##### RECORD EXCERPTS
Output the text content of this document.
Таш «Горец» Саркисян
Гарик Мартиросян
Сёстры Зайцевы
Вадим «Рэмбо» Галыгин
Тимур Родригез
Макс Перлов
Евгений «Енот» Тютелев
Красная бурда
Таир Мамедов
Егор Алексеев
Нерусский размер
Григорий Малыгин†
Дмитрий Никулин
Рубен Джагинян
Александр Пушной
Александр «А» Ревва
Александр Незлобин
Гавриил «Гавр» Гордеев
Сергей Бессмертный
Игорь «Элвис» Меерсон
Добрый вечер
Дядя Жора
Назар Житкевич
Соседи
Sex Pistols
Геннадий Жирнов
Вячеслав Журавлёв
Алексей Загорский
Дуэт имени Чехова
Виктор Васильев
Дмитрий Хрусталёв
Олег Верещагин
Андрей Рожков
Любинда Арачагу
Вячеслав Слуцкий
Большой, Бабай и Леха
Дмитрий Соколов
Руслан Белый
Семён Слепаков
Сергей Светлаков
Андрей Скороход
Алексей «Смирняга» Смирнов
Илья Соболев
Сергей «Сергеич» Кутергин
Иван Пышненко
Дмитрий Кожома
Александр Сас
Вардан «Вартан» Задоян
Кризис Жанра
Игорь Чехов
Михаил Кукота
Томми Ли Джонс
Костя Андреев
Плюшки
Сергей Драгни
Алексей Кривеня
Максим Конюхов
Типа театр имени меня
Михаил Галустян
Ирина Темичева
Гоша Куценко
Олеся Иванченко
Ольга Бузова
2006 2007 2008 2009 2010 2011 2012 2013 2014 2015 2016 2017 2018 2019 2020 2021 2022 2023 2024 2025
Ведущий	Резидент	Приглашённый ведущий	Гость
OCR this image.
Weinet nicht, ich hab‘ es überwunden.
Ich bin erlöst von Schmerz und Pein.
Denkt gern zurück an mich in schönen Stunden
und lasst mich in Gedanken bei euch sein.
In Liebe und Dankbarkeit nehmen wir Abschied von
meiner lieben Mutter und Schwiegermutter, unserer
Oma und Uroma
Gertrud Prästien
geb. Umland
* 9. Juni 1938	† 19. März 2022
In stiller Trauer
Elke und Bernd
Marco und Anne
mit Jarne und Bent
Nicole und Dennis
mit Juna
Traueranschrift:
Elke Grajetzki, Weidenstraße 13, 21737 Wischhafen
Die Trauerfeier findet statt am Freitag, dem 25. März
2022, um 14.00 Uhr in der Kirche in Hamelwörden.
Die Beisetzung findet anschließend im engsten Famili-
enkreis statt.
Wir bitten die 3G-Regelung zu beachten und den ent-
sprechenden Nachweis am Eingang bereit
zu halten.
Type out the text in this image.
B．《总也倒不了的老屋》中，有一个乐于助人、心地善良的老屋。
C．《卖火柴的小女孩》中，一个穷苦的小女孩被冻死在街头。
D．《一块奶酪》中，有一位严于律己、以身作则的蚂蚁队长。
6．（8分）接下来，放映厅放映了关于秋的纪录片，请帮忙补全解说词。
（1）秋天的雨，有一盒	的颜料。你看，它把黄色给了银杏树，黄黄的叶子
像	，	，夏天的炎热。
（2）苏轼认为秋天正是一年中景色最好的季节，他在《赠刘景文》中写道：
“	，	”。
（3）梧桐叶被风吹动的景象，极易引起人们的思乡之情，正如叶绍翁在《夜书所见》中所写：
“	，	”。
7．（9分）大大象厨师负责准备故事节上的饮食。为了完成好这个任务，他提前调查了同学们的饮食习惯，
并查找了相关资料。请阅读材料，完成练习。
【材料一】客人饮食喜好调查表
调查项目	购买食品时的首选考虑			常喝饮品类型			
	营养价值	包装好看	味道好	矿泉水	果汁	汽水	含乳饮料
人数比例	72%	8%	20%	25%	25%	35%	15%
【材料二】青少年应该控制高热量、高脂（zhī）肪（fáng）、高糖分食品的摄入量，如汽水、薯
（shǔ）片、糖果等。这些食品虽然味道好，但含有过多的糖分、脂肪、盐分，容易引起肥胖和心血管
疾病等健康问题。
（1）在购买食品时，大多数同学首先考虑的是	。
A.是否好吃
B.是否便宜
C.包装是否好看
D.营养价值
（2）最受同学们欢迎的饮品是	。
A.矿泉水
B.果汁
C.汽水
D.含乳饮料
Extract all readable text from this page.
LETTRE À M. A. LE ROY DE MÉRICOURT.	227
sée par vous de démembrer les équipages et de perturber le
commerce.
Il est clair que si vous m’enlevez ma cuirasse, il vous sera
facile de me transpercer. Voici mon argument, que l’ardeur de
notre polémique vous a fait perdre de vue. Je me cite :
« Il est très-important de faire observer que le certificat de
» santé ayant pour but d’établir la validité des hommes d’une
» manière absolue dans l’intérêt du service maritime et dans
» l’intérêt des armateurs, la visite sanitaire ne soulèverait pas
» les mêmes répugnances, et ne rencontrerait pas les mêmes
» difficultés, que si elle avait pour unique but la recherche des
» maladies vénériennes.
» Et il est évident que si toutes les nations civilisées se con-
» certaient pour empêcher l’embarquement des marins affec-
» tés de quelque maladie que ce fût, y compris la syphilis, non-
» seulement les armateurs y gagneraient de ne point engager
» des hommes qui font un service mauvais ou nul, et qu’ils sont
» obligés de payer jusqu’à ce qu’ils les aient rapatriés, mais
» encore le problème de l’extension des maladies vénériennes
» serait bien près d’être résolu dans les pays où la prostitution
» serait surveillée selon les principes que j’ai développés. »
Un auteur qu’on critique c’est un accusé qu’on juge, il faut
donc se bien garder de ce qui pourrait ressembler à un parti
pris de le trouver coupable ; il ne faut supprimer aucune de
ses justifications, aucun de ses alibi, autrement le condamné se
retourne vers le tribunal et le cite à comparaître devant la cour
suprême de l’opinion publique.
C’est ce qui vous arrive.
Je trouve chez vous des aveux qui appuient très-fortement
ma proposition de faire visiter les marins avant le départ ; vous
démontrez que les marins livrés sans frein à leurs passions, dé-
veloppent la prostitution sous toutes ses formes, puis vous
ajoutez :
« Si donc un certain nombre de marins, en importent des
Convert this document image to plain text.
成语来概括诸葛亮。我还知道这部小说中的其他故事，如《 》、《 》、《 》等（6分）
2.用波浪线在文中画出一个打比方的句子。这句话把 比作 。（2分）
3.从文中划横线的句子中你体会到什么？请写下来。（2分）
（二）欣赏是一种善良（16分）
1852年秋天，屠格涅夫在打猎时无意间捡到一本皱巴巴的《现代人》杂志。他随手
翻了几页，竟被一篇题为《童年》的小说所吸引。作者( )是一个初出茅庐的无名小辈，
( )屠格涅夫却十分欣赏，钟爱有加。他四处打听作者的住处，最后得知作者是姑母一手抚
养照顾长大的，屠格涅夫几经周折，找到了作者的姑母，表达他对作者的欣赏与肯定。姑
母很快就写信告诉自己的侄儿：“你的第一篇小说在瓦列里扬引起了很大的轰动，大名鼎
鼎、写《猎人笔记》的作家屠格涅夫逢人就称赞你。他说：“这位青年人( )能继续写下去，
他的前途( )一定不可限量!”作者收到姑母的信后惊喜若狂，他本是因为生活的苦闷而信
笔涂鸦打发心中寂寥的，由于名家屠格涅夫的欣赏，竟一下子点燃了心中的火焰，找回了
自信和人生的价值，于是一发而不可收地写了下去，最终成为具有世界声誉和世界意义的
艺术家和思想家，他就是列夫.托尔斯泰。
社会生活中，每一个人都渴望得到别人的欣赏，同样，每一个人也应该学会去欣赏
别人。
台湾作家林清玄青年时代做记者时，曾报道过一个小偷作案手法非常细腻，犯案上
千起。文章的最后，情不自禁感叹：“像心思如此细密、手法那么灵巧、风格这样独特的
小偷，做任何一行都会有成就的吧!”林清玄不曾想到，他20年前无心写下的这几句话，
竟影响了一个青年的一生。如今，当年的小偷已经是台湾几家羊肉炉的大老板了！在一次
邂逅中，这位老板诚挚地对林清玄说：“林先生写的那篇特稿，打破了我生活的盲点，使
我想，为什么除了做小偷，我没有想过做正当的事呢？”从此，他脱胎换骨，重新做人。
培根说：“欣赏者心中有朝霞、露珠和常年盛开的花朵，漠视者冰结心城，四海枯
##########
--- GOAL ---
In the entries above, find each line with the word "Вячеслав" and copy it.

--- WRITTEN RESPONSE ---
Вячеслав Журавлёв
Вячеслав Слуцкий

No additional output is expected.